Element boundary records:
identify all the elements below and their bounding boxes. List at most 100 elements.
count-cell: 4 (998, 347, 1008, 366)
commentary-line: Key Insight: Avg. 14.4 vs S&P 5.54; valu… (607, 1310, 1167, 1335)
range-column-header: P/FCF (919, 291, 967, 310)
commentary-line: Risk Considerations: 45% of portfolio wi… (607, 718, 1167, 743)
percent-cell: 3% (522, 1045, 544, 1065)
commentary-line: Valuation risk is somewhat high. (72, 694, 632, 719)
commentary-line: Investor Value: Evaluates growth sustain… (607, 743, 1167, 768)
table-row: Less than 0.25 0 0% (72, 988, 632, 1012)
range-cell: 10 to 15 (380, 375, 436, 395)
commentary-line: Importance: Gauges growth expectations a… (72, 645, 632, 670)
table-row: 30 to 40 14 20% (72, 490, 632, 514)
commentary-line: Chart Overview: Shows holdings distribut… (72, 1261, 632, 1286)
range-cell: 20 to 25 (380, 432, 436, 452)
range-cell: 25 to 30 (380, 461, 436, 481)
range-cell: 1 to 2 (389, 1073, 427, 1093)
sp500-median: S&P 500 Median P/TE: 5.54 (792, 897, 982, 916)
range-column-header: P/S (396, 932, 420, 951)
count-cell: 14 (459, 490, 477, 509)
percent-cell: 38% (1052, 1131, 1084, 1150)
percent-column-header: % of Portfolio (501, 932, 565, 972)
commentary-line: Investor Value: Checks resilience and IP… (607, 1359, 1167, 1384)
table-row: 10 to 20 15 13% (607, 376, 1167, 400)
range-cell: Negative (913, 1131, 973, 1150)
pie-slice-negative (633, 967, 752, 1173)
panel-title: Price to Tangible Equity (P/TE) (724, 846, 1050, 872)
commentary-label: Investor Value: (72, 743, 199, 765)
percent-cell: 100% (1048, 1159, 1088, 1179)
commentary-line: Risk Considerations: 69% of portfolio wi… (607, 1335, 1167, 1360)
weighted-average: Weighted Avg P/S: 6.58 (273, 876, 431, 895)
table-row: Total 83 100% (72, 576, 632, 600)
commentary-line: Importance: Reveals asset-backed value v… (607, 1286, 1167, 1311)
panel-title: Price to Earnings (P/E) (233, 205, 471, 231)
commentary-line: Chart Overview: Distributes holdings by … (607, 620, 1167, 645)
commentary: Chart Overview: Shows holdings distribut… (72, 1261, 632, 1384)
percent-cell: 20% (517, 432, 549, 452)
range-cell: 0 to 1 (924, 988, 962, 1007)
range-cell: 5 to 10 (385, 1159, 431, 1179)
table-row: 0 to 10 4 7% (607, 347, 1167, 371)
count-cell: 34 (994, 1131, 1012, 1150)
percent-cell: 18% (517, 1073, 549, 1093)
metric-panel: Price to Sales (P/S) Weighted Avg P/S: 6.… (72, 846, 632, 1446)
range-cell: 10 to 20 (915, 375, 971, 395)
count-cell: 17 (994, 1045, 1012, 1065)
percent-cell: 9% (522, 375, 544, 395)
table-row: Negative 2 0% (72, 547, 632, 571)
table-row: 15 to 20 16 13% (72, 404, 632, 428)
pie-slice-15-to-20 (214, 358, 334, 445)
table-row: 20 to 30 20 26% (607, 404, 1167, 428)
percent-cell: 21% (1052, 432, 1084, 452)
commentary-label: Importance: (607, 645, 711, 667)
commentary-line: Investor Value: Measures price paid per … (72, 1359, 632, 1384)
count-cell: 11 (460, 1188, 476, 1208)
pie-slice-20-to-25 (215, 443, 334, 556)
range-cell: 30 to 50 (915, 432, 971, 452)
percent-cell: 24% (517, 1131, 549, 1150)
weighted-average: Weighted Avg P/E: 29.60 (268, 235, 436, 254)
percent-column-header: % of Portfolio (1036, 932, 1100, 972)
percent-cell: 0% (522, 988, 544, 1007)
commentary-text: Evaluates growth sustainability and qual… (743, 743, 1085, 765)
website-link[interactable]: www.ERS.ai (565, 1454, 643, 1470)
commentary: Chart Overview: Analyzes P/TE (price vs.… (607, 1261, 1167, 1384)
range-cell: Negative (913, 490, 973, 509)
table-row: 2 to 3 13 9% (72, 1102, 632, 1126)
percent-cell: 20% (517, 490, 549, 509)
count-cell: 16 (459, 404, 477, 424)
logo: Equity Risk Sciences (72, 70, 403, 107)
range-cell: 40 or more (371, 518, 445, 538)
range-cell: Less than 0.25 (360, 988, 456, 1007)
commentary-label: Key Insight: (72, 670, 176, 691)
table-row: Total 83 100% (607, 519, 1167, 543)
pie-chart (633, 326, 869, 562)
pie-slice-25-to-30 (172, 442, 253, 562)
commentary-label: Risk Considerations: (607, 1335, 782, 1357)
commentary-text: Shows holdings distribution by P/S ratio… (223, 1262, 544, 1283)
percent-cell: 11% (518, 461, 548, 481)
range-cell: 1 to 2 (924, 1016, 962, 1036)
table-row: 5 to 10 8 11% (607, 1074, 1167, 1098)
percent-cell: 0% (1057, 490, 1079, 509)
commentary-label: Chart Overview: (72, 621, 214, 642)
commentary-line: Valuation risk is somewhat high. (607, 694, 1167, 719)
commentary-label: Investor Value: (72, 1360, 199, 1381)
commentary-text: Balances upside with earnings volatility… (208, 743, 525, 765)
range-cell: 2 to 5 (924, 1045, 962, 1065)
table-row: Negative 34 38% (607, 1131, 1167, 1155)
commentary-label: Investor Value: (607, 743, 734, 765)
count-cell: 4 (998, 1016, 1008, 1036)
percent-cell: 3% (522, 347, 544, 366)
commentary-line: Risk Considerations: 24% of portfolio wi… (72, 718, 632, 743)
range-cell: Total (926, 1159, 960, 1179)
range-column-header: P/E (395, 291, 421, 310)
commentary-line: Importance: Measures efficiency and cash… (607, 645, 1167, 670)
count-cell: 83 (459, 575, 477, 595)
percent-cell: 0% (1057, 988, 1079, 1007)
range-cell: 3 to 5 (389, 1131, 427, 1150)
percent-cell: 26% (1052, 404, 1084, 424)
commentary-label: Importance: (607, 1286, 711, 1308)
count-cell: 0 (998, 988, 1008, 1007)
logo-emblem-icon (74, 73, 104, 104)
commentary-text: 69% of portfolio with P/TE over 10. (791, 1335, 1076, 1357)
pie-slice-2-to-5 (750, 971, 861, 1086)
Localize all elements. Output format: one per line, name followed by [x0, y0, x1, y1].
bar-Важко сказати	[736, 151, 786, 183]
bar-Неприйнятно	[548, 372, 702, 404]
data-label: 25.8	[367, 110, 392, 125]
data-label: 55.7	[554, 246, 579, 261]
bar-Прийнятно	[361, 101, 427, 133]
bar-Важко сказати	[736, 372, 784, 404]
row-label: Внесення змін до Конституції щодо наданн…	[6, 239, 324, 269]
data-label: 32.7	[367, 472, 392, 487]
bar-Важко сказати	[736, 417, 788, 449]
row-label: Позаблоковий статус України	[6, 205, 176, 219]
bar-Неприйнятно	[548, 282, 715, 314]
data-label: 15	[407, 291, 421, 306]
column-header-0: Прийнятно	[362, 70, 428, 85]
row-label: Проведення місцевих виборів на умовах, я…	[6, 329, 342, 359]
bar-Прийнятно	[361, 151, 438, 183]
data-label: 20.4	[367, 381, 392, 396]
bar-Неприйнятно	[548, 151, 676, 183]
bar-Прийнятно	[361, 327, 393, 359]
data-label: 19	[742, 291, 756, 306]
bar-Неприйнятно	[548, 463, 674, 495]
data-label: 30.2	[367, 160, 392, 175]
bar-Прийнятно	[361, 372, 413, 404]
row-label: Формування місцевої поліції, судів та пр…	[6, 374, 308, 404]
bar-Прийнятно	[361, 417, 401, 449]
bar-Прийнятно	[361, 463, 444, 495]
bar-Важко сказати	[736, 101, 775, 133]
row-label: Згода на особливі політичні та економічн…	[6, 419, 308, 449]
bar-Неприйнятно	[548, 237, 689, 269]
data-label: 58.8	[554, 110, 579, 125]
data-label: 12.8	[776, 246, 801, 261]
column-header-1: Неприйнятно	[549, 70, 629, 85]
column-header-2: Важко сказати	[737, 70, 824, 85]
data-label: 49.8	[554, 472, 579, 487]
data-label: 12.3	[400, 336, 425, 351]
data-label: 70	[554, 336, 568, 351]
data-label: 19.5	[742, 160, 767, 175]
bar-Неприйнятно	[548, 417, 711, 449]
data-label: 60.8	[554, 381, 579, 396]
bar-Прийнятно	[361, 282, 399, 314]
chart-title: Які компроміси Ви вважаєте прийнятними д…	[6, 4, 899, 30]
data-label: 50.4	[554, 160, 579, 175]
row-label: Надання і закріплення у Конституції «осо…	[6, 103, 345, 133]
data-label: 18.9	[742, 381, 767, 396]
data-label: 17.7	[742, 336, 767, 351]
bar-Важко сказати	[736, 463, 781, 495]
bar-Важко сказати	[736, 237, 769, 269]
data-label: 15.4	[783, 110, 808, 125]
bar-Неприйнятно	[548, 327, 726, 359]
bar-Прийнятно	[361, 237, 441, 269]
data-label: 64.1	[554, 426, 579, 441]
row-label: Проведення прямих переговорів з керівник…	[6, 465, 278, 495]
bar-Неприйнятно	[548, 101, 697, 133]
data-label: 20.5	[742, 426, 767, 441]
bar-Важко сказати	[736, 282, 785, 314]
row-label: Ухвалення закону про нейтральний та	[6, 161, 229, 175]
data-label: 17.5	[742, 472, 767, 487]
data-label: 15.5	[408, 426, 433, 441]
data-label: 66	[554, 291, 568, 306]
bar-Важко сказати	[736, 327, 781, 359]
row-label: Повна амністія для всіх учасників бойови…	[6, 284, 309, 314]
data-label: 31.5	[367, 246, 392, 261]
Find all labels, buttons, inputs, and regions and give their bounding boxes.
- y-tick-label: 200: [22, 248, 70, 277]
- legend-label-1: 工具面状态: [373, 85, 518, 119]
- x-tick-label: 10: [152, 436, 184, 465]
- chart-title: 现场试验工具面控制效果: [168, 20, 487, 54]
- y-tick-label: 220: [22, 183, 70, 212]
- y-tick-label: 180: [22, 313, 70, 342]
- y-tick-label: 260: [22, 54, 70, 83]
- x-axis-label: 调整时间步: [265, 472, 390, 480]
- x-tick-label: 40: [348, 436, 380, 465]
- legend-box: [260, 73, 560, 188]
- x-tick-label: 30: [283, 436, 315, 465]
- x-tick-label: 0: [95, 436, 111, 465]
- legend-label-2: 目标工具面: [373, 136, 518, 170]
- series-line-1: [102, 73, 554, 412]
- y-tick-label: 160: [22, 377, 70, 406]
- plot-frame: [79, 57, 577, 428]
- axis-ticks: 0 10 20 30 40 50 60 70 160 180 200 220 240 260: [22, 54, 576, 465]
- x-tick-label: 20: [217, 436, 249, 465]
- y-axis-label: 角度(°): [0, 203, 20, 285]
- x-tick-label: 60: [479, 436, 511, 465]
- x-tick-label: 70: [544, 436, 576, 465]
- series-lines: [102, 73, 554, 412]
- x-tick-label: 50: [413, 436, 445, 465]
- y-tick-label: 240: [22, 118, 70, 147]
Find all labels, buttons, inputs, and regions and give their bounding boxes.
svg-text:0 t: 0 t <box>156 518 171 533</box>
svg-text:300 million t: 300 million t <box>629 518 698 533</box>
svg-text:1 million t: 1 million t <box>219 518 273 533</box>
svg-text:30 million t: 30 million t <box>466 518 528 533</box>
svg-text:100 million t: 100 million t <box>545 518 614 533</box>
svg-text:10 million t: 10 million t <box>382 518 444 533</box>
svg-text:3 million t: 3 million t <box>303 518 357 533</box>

_Exercise aim_
Turn the entries from the first line up to and including the line with "694, 632, 719)" into a Markdown table with the columns Row and Entry line. Number each row and skip any blank lines.

_Expected answer_
| Row | Entry line |
|---|---|
| 1 | identify all the elements below and their bounding boxes. List at most 100 elements. |
| 2 | count-cell: 4 (998, 347, 1008, 366) |
| 3 | commentary-line: Key Insight: Avg. 14.4 vs S&P 5.54; valu… (607, 1310, 1167, 1335) |
| 4 | range-column-header: P/FCF (919, 291, 967, 310) |
| 5 | commentary-line: Risk Considerations: 45% of portfolio wi… (607, 718, 1167, 743) |
| 6 | percent-cell: 3% (522, 1045, 544, 1065) |
| 7 | commentary-line: Valuation risk is somewhat high. (72, 694, 632, 719) |